Aim of the exercise:
Make an exact copy of all the data.

Material for this exercise:
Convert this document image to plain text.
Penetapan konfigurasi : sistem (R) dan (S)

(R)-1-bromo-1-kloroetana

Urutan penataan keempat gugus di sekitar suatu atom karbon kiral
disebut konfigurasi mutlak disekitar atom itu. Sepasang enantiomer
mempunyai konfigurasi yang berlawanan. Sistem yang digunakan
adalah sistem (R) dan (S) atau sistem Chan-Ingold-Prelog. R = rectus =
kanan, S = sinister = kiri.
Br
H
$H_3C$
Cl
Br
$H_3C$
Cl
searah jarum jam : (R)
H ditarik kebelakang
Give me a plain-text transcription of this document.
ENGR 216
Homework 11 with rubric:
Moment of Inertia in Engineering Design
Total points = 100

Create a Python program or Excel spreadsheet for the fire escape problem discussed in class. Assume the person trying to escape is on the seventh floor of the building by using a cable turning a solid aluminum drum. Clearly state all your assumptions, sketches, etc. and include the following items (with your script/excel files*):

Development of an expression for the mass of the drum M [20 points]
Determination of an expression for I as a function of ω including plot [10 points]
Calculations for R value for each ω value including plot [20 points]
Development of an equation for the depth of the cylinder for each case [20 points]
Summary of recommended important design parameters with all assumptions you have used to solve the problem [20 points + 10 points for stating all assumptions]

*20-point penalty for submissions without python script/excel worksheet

Reply:
Convert this document image to plain text.
Penetapan konfigurasi : sistem (R) dan (S)

(R)-1-bromo-1-kloroetana

Urutan penataan keempat gugus di sekitar suatu atom karbon kiral
disebut konfigurasi mutlak disekitar atom itu. Sepasang enantiomer
mempunyai konfigurasi yang berlawanan. Sistem yang digunakan
adalah sistem (R) dan (S) atau sistem Chan-Ingold-Prelog. R = rectus =
kanan, S = sinister = kiri.
Br
H
$H_3C$
Cl
Br
$H_3C$
Cl
searah jarum jam : (R)
H ditarik kebelakang
Give me a plain-text transcription of this document.
ENGR 216
Homework 11 with rubric:
Moment of Inertia in Engineering Design
Total points = 100

Create a Python program or Excel spreadsheet for the fire escape problem discussed in class. Assume the person trying to escape is on the seventh floor of the building by using a cable turning a solid aluminum drum. Clearly state all your assumptions, sketches, etc. and include the following items (with your script/excel files*):

Development of an expression for the mass of the drum M [20 points]
Determination of an expression for I as a function of ω including plot [10 points]
Calculations for R value for each ω value including plot [20 points]
Development of an equation for the depth of the cylinder for each case [20 points]
Summary of recommended important design parameters with all assumptions you have used to solve the problem [20 points + 10 points for stating all assumptions]

*20-point penalty for submissions without python script/excel worksheet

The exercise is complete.